## Task details
Search the listing for the string "perspective" and copy every line that contains it.
· · ·
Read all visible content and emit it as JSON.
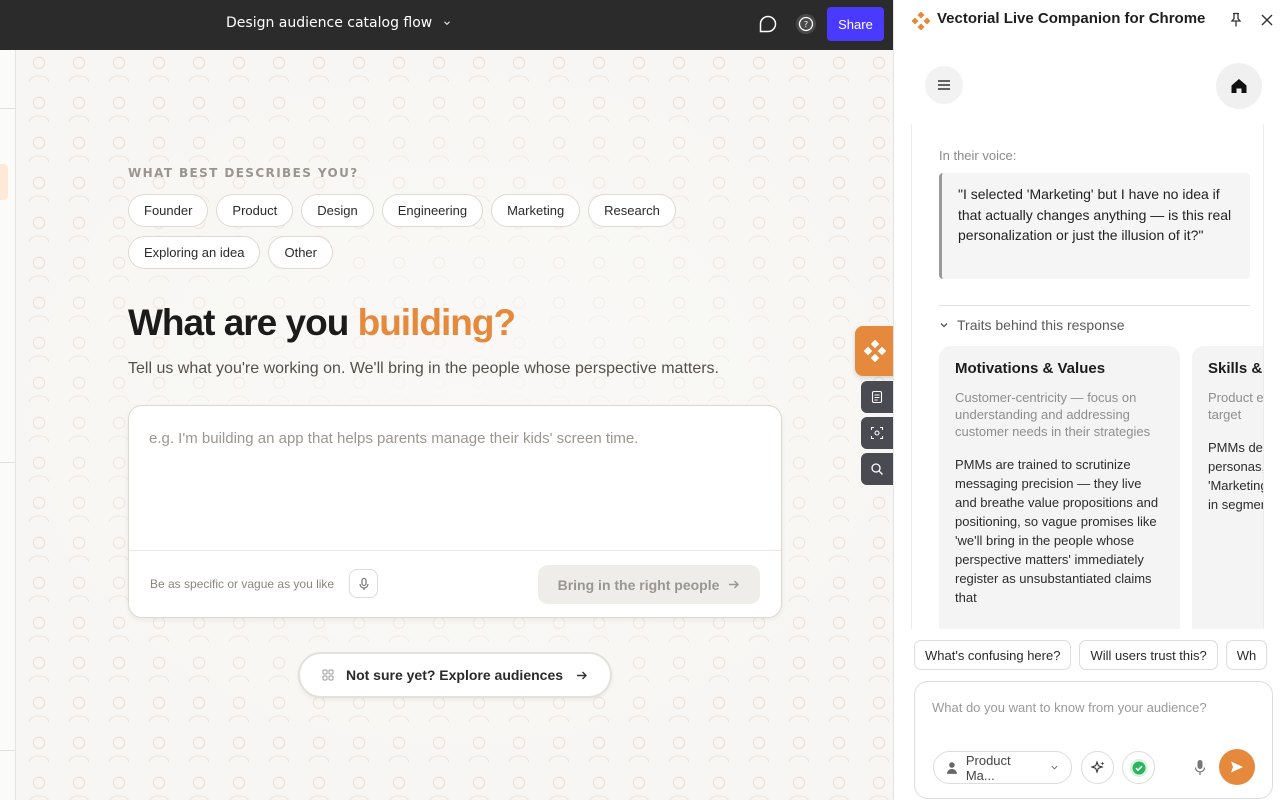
{
  "topbar": {
    "doc_title": "Design audience catalog flow",
    "share_label": "Share"
  },
  "onboarding": {
    "describe_label": "WHAT BEST DESCRIBES YOU?",
    "roles": [
      "Founder",
      "Product",
      "Design",
      "Engineering",
      "Marketing",
      "Research",
      "Exploring an idea",
      "Other"
    ],
    "headline_main": "What are you ",
    "headline_highlight": "building?",
    "subhead": "Tell us what you're working on. We'll bring in the people whose perspective matters.",
    "prompt_placeholder": "e.g. I'm building an app that helps parents manage their kids' screen time.",
    "hint": "Be as specific or vague as you like",
    "bring_label": "Bring in the right people",
    "explore_label": "Not sure yet? Explore audiences"
  },
  "panel": {
    "title": "Vectorial Live Companion for Chrome",
    "voice_label": "In their voice:",
    "quote": "\"I selected 'Marketing' but I have no idea if that actually changes anything — is this real personalization or just the illusion of it?\"",
    "traits_label": "Traits behind this response",
    "traits": [
      {
        "title": "Motivations & Values",
        "subtitle": "Customer-centricity — focus on understanding and addressing customer needs in their strategies",
        "body": "PMMs are trained to scrutinize messaging precision — they live and breathe value propositions and positioning, so vague promises like 'we'll bring in the people whose perspective matters' immediately register as unsubstantiated claims that"
      },
      {
        "title": "Skills & Expertise",
        "subtitle": "Product expertise in solutions for target",
        "body": "PMMs define audiences and personas, so the immediate 'Marketing' label without a list rooted in segments feels like messaging"
      }
    ],
    "suggestions": [
      "What's confusing here?",
      "Will users trust this?",
      "Wh"
    ],
    "composer_placeholder": "What do you want to know from your audience?",
    "persona_label": "Product Ma...",
    "colors": {
      "accent": "#e58a3c",
      "share": "#4a3aff",
      "success": "#2fb360"
    }
  }
}
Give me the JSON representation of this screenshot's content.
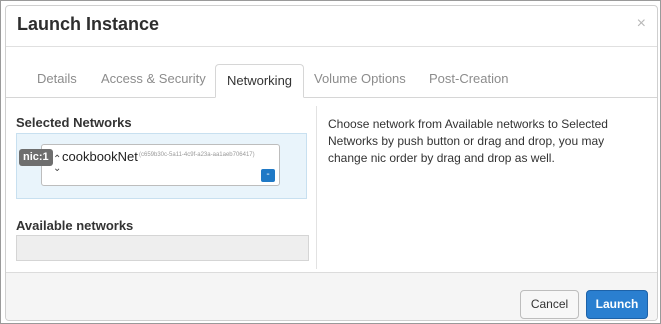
{
  "modal": {
    "title": "Launch Instance",
    "close_glyph": "×"
  },
  "tabs": [
    {
      "label": "Details",
      "active": false
    },
    {
      "label": "Access & Security",
      "active": false
    },
    {
      "label": "Networking",
      "active": true
    },
    {
      "label": "Volume Options",
      "active": false
    },
    {
      "label": "Post-Creation",
      "active": false
    }
  ],
  "networking": {
    "selected_label": "Selected Networks",
    "selected": [
      {
        "nic": "nic:1",
        "name": "cookbookNet",
        "id": "(c659b30c-5a11-4c9f-a23a-aa1aeb706417)",
        "remove_glyph": "-"
      }
    ],
    "available_label": "Available networks",
    "help_text": "Choose network from Available networks to Selected Networks by push button or drag and drop, you may change nic order by drag and drop as well."
  },
  "footer": {
    "cancel_label": "Cancel",
    "launch_label": "Launch"
  },
  "colors": {
    "accent": "#2a7fd0",
    "selected_bg": "#e9f4fb"
  },
  "icons": {
    "close": "close-icon",
    "sort": "sort-arrows-icon",
    "remove": "minus-icon"
  }
}
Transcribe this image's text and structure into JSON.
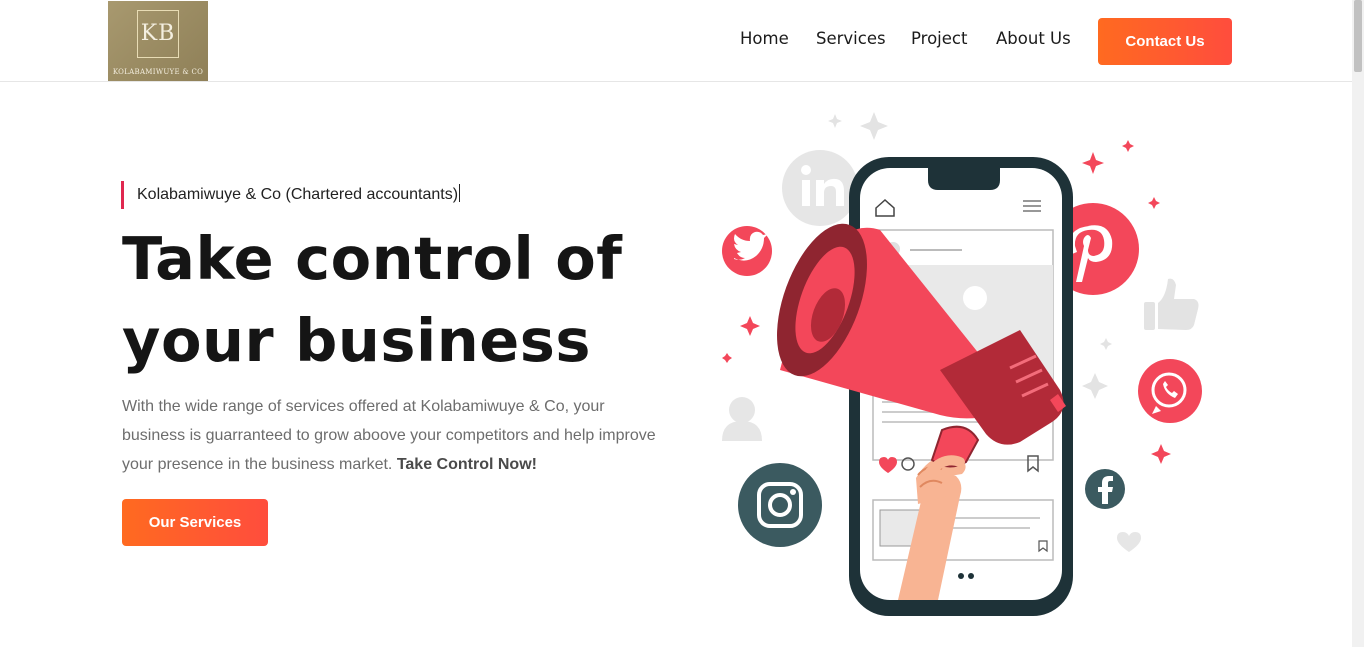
{
  "logo": {
    "monogram": "KB",
    "wordmark": "Kolabamiwuye & Co"
  },
  "nav": {
    "items": [
      {
        "label": "Home"
      },
      {
        "label": "Services"
      },
      {
        "label": "Project"
      },
      {
        "label": "About Us"
      }
    ],
    "cta": "Contact Us"
  },
  "hero": {
    "tagline": "Kolabamiwuye & Co (Chartered accountants)",
    "title_line1": "Take control of",
    "title_line2": "your business",
    "description": "With the wide range of services offered at Kolabamiwuye & Co, your business is guarranteed to grow aboove your competitors and help improve your presence in the business market.",
    "description_emphasis": "Take Control Now!",
    "button": "Our Services"
  },
  "illustration": {
    "icons": [
      "linkedin-icon",
      "twitter-icon",
      "pinterest-icon",
      "thumbs-up-icon",
      "whatsapp-icon",
      "instagram-icon",
      "facebook-icon",
      "user-icon",
      "heart-icon",
      "megaphone-icon",
      "phone-icon"
    ],
    "colors": {
      "accent": "#f3475a",
      "dark": "#22353c",
      "orange": "#ff5a2a"
    }
  }
}
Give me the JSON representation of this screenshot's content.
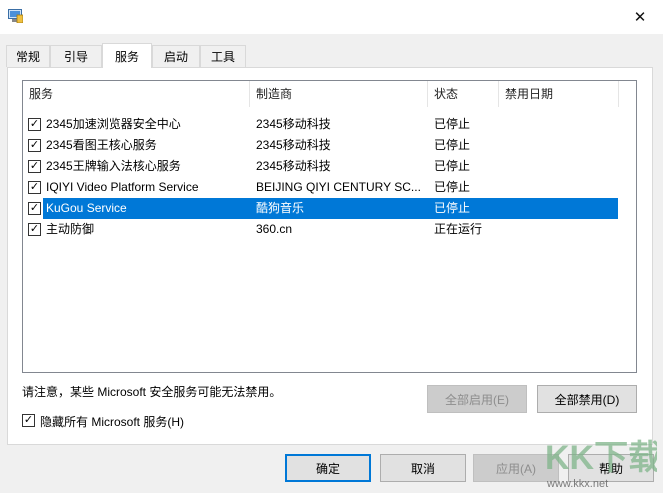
· · ·
## Exercise result
    "subhead": "Tell us what you're working on. We'll bring in the people whose perspective matters.",
        "body": "PMMs are trained to scrutinize messaging precision — they live and breathe value propositions and positioning, so vague promises like 'we'll bring in the people whose perspective matters' immediately register as unsubstantiated claims that"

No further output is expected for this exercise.